(Stored data entries)
----
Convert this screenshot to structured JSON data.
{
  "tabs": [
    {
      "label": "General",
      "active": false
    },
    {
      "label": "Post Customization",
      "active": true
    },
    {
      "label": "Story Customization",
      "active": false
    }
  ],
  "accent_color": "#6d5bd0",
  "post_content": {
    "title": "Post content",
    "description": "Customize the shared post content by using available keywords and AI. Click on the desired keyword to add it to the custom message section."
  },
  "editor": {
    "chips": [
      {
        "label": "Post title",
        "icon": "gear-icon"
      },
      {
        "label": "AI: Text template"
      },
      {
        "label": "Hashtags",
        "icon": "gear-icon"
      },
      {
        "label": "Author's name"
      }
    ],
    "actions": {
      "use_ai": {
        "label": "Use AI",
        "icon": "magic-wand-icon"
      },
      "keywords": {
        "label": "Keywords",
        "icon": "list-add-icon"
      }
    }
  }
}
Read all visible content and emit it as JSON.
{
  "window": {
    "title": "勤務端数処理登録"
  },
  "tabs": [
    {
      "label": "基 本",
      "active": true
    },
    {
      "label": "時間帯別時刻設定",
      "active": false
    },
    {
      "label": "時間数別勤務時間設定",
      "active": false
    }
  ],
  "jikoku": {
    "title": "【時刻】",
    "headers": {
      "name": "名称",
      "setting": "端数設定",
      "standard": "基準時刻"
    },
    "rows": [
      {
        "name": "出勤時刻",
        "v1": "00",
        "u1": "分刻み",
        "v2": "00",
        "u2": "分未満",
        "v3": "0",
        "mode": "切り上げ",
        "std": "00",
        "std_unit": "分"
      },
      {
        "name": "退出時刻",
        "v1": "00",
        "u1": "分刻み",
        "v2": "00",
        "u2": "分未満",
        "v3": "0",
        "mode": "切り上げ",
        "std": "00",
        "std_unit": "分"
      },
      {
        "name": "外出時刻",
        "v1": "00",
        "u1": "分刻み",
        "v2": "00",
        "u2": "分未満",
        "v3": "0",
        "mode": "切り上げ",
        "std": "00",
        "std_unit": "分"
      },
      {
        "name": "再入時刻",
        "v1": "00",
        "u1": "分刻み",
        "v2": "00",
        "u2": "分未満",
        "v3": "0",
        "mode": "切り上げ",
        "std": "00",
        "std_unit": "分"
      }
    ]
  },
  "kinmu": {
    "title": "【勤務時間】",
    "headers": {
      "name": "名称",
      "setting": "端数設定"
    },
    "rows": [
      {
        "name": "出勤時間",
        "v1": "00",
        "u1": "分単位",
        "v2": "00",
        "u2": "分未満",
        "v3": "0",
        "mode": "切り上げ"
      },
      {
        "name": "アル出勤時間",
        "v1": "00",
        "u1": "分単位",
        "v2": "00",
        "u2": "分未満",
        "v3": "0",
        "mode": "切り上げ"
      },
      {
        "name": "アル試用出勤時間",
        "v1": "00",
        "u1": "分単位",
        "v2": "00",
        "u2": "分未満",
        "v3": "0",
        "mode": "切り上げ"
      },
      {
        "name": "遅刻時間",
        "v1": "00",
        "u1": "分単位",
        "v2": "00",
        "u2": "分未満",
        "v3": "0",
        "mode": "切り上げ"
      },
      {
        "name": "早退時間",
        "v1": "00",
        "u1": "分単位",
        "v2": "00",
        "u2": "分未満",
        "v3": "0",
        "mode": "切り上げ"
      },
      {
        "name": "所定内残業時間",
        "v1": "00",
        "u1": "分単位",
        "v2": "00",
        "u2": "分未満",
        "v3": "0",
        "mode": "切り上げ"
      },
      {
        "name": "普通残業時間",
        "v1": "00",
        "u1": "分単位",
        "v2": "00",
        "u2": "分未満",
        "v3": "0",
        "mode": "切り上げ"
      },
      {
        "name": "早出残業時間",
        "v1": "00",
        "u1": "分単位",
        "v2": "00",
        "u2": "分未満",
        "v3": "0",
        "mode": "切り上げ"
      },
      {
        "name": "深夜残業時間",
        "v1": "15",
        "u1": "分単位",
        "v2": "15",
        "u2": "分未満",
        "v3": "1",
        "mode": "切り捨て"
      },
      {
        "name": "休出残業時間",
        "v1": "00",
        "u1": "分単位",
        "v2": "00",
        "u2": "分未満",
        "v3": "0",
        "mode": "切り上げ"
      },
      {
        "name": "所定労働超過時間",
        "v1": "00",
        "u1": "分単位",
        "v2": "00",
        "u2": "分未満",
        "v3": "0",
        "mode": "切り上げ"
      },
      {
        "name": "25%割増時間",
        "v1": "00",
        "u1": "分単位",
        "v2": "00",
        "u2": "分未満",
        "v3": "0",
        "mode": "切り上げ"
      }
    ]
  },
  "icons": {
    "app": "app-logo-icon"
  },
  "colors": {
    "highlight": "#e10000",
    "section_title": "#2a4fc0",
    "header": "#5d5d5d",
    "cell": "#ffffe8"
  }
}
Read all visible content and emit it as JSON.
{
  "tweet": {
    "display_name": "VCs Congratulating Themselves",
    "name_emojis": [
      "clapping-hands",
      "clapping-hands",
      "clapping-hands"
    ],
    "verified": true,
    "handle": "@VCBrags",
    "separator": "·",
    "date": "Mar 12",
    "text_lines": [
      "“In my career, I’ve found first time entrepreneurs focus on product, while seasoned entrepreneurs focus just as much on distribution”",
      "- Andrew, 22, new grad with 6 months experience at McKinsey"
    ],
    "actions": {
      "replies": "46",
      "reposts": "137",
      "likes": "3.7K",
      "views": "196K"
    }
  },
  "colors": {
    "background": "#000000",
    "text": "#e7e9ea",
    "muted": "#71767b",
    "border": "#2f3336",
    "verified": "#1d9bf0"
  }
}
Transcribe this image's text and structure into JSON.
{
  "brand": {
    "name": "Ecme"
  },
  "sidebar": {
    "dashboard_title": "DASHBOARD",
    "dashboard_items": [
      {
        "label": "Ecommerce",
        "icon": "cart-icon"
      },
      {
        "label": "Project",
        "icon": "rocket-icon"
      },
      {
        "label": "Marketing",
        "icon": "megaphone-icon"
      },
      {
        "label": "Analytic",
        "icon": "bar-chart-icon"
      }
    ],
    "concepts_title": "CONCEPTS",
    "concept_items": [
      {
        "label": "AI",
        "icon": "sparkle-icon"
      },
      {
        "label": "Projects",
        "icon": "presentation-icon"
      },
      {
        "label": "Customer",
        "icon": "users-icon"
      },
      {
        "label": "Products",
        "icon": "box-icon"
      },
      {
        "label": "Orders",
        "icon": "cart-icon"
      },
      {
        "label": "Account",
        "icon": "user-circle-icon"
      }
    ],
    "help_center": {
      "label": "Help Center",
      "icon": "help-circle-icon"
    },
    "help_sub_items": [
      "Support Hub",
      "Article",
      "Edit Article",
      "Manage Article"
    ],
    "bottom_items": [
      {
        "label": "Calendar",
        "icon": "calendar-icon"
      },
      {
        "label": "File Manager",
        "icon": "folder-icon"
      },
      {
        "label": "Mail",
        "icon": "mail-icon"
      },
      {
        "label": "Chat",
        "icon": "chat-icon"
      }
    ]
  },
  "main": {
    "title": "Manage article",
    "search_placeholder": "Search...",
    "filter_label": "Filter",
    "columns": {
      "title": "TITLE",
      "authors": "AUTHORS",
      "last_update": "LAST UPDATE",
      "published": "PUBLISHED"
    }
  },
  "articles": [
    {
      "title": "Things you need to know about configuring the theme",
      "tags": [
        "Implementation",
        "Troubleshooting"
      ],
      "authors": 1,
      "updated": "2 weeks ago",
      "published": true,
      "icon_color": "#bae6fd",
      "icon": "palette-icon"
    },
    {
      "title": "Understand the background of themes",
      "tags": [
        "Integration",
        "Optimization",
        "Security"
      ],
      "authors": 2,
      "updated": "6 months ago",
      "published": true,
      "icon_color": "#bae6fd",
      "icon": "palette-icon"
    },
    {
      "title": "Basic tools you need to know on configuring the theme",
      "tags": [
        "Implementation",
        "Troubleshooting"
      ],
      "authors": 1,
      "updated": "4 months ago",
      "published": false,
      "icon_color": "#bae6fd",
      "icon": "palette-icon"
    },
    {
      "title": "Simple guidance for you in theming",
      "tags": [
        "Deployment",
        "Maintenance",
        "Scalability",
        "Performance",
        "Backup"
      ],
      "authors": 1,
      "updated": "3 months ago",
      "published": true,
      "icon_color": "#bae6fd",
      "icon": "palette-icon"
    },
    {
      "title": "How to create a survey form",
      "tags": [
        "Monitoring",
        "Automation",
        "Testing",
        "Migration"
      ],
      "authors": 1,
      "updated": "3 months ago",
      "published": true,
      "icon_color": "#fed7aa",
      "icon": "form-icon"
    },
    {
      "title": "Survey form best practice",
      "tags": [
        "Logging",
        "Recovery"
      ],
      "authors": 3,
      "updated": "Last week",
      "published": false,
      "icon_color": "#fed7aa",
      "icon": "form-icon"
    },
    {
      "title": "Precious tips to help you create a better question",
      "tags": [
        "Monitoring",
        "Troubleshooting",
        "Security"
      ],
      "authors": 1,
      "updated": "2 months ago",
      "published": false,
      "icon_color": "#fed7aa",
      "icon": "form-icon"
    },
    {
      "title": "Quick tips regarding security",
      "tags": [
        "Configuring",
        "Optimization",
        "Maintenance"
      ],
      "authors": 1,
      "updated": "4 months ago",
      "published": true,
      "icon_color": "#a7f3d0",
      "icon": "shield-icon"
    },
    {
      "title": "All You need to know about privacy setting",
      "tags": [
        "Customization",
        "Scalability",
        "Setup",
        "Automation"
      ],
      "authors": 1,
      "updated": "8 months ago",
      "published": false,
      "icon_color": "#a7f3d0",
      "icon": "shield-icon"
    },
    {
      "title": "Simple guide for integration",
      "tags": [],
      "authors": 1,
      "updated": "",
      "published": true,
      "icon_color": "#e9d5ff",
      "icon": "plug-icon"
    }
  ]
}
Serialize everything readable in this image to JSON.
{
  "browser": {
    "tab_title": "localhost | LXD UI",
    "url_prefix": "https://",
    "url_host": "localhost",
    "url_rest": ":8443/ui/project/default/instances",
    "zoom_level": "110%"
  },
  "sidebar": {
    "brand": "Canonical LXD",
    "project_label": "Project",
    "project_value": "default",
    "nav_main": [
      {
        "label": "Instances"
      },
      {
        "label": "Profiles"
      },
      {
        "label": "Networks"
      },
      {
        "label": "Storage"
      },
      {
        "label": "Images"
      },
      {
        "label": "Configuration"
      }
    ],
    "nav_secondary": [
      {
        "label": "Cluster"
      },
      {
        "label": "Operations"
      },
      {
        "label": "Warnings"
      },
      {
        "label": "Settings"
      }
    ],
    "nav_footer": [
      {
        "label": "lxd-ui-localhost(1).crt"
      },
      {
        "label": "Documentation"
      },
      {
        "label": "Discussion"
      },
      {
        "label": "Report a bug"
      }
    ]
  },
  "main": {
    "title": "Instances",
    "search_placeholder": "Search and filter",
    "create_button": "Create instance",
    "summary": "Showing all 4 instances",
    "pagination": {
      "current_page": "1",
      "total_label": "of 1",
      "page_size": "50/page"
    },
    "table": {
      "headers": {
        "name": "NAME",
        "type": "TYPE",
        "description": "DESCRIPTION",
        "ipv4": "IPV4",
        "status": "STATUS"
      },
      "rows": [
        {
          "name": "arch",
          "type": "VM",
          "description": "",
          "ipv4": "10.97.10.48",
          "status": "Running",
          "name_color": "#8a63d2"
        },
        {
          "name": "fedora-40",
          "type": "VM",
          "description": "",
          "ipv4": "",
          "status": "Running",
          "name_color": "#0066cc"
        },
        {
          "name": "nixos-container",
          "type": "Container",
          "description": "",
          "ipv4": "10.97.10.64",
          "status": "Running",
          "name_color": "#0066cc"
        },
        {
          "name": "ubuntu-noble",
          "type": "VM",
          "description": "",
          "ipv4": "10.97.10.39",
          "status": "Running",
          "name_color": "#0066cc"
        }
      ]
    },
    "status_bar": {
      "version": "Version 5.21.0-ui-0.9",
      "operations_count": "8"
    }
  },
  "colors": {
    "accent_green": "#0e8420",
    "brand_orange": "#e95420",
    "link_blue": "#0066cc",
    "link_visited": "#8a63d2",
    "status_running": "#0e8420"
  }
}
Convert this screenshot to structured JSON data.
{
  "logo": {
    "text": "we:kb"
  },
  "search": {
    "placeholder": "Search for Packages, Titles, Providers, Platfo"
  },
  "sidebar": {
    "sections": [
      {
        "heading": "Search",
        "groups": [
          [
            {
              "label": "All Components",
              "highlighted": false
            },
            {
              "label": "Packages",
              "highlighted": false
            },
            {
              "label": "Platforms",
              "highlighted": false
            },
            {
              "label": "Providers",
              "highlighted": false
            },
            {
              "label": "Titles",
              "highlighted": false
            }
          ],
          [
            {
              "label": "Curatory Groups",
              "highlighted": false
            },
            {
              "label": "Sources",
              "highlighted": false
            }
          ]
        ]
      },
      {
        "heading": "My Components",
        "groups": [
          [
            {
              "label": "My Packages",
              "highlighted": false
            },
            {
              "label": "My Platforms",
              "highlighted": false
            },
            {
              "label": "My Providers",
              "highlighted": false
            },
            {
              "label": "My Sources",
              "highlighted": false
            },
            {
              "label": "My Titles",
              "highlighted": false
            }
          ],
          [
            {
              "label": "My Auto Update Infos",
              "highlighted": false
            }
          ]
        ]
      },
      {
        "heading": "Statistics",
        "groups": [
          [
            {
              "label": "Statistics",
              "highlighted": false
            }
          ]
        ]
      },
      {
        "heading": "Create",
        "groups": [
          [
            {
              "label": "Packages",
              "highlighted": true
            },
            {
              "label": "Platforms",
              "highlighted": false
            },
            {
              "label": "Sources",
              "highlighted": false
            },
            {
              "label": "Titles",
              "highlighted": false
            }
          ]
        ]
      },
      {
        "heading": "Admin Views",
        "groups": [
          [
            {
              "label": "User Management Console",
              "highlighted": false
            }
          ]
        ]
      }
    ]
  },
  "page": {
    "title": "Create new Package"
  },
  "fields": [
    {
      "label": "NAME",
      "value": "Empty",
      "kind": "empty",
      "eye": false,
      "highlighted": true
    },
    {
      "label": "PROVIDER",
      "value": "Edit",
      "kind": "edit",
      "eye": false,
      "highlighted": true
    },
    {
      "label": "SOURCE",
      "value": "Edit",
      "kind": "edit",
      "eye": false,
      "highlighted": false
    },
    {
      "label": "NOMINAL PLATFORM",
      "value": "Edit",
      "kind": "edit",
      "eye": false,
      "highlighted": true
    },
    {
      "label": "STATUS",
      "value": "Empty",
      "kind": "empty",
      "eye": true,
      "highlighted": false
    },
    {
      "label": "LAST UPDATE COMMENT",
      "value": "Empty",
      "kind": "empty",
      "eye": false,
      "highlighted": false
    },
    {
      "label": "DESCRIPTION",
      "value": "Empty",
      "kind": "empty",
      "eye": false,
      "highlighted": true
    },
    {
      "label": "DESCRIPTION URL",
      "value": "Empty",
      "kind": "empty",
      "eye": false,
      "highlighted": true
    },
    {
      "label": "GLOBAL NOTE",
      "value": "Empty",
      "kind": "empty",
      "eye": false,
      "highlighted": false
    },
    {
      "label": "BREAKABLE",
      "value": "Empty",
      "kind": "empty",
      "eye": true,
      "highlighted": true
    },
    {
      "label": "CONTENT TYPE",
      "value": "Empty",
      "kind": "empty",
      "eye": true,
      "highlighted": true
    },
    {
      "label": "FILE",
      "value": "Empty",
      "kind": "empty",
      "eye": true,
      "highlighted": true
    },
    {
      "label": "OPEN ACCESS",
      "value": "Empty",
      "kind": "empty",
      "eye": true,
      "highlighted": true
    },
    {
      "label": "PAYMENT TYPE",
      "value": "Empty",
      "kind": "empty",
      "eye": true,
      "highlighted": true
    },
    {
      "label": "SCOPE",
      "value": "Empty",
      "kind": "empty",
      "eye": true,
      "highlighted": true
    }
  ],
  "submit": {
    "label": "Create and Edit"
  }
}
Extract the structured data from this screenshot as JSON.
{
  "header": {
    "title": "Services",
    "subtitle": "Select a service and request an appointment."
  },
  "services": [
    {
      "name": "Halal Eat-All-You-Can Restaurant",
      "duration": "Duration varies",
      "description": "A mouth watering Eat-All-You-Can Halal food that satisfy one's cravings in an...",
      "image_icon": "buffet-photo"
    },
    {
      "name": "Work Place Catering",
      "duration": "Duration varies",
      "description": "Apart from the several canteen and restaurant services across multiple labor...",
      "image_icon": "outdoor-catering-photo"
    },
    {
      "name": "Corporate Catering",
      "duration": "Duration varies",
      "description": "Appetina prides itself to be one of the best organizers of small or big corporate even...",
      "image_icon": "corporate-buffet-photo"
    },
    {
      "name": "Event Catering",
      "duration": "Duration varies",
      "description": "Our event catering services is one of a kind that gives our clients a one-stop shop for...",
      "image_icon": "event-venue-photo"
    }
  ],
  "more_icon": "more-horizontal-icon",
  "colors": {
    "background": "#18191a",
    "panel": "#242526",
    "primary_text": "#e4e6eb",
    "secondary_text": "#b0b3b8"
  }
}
----
Exercise objective = In the records above, collect each line with "tips".

Output for this task =
      "title": "Precious tips to help you create a better question",
      "title": "Quick tips regarding security",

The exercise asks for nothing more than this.